-------- Provided data --------
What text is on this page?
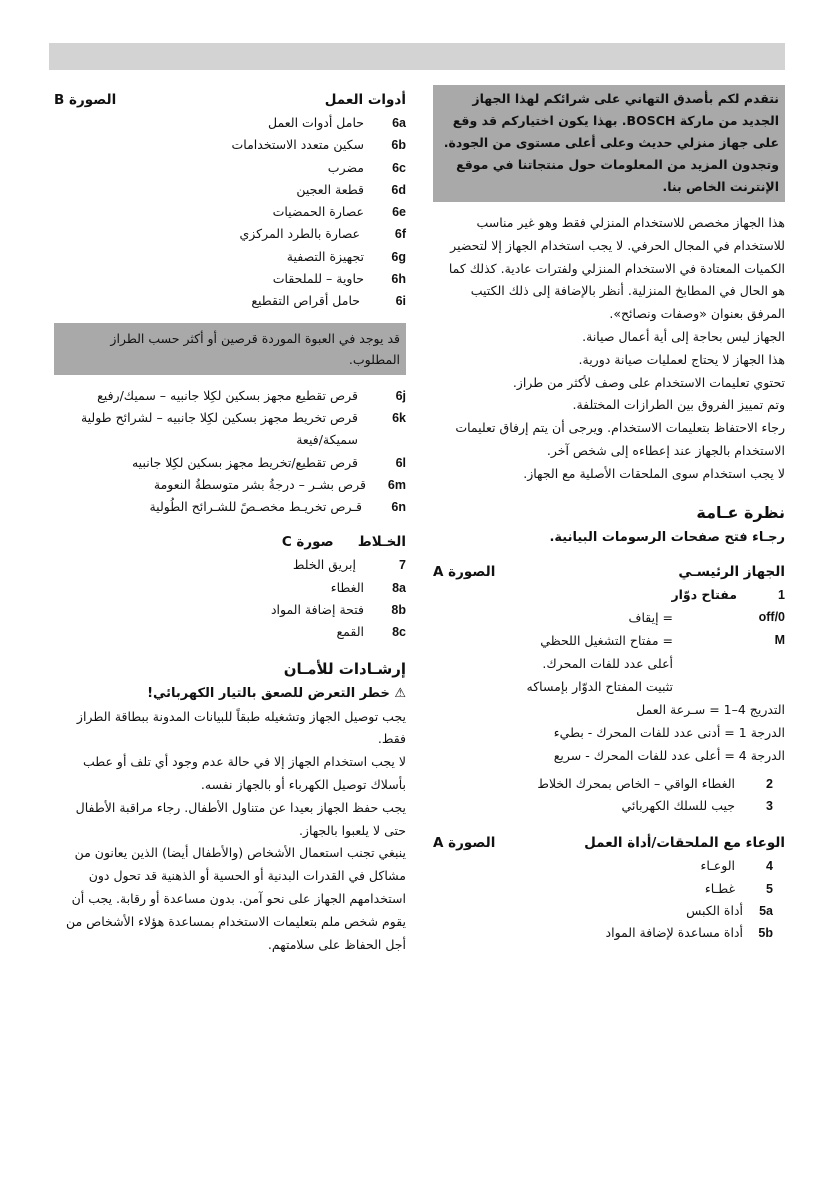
نتقدم لكم بأصدق التهاني على شرائكم لهذا الجهاز الجديد من ماركة BOSCH. بهذا يكون اختياركم قد وقع على جهاز منزلي حديث وعلى أعلى مستوى من الجودة. وتجدون المزيد من المعلومات حول منتجاتنا في موقع الإنترنت الخاص بنا.
هذا الجهاز مخصص للاستخدام المنزلي فقط وهو غير مناسب للاستخدام في المجال الحرفي. لا يجب استخدام الجهاز إلا لتحضير الكميات المعتادة في الاستخدام المنزلي ولفترات عادية. كذلك كما هو الحال في المطابخ المنزلية. أنظر بالإضافة إلى ذلك الكتيب المرفق بعنوان «وصفات ونصائح».
الجهاز ليس بحاجة إلى أية أعمال صيانة.
هذا الجهاز لا يحتاج لعمليات صيانة دورية.
تحتوي تعليمات الاستخدام على وصف لأكثر من طراز.
وتم تمييز الفروق بين الطرازات المختلفة.
رجاء الاحتفاظ بتعليمات الاستخدام. ويرجى أن يتم إرفاق تعليمات الاستخدام بالجهاز عند إعطاءه إلى شخص آخر.
لا يجب استخدام سوى الملحقات الأصلية مع الجهاز.
نظرة عـامة
رجـاء فتح صفحات الرسومات البيانية.
الجهاز الرئيسـي
الصورة A
1
مفتاح دوّار
off/0
= إيقاف
M
= مفتاح التشغيل اللحظي
أعلى عدد للفات المحرك.
تثبيت المفتاح الدوّار بإمساكه
التدريج 4–1 = سـرعة العمل
الدرجة 1 = أدنى عدد للفات المحرك - بطيء
الدرجة 4 = أعلى عدد للفات المحرك - سريع
2
الغطاء الواقي – الخاص بمحرك الخلاط
3
جيب للسلك الكهربائي
الوعاء مع الملحقات/أداة العمل
الصورة A
4
الوعـاء
5
غطـاء
5a
أداة الكبس
5b
أداة مساعدة لإضافة المواد
أدوات العمل
الصورة B
6a
حامل أدوات العمل
6b
سكين متعدد الاستخدامات
6c
مضرب
6d
قطعة العجين
6e
عصارة الحمضيات
6f
عصارة بالطرد المركزي
6g
تجهيزة التصفية
6h
حاوية – للملحقات
6i
حامل أقراص التقطيع
قد يوجد في العبوة الموردة قرصين أو أكثر حسب الطراز المطلوب.
6j
قرص تقطيع مجهز بسكين لكِلا جانبيه – سميك/رفيع
6k
قرص تخريط مجهز بسكين لكِلا جانبيه – لشرائح طولية سميكة/فيعة
6l
قرص تقطيع/تخريط مجهز بسكين لكِلا جانبيه
6m
قرص بشـر – درجةُ بشر متوسطةُ النعومة
6n
قـرص تخريـط مخصـصً للشـرائح الطُولية
الخـلاط
صورة C
7
إبريق الخلط
8a
الغطاء
8b
فتحة إضافة المواد
8c
القمع
إرشـادات للأمـان
⚠ خطر التعرض للصعق بالتيار الكهربائي!
يجب توصيل الجهاز وتشغيله طبقاً للبيانات المدونة ببطاقة الطراز فقط.
لا يجب استخدام الجهاز إلا في حالة عدم وجود أي تلف أو عطب بأسلاك توصيل الكهرباء أو بالجهاز نفسه.
يجب حفظ الجهاز بعيدا عن متناول الأطفال. رجاء مراقبة الأطفال حتى لا يلعبوا بالجهاز.
ينبغي تجنب استعمال الأشخاص (والأطفال أيضا) الذين يعانون من مشاكل في القدرات البدنية أو الحسية أو الذهنية قد تحول دون استخدامهم الجهاز على نحو آمن. بدون مساعدة أو رقابة. يجب أن يقوم شخص ملم بتعليمات الاستخدام بمساعدة هؤلاء الأشخاص من أجل الحفاظ على سلامتهم.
--------
### Job
Copy every line that contains the string "الملحقات".

### Result below
لا يجب استخدام سوى الملحقات الأصلية مع الجهاز.
الوعاء مع الملحقات/أداة العمل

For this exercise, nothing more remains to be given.